◆ Problem to work on
Copy all records verbatim.

○ ○ ○

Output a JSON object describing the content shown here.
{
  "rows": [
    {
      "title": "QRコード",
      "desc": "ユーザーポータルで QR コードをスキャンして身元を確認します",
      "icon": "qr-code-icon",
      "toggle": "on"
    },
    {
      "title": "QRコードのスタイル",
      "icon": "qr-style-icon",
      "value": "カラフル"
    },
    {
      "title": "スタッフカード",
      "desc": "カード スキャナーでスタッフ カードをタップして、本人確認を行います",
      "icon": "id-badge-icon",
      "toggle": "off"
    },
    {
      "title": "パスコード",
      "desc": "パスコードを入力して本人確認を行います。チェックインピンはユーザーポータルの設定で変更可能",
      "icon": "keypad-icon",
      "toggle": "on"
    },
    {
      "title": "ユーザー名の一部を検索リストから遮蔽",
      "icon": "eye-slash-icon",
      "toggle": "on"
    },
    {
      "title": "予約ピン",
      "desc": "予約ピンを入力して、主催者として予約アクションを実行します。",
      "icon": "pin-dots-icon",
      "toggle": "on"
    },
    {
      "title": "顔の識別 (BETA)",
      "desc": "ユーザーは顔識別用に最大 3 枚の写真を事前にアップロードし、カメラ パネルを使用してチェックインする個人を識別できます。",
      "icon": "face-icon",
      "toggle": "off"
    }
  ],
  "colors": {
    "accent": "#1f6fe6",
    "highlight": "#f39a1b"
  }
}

○ ○ ○

◆ Complete response
Output a JSON object describing the content shown here.
{
  "rows": [
    {
      "title": "QRコード",
      "desc": "ユーザーポータルで QR コードをスキャンして身元を確認します",
      "icon": "qr-code-icon",
      "toggle": "on"
    },
    {
      "title": "QRコードのスタイル",
      "icon": "qr-style-icon",
      "value": "カラフル"
    },
    {
      "title": "スタッフカード",
      "desc": "カード スキャナーでスタッフ カードをタップして、本人確認を行います",
      "icon": "id-badge-icon",
      "toggle": "off"
    },
    {
      "title": "パスコード",
      "desc": "パスコードを入力して本人確認を行います。チェックインピンはユーザーポータルの設定で変更可能",
      "icon": "keypad-icon",
      "toggle": "on"
    },
    {
      "title": "ユーザー名の一部を検索リストから遮蔽",
      "icon": "eye-slash-icon",
      "toggle": "on"
    },
    {
      "title": "予約ピン",
      "desc": "予約ピンを入力して、主催者として予約アクションを実行します。",
      "icon": "pin-dots-icon",
      "toggle": "on"
    },
    {
      "title": "顔の識別 (BETA)",
      "desc": "ユーザーは顔識別用に最大 3 枚の写真を事前にアップロードし、カメラ パネルを使用してチェックインする個人を識別できます。",
      "icon": "face-icon",
      "toggle": "off"
    }
  ],
  "colors": {
    "accent": "#1f6fe6",
    "highlight": "#f39a1b"
  }
}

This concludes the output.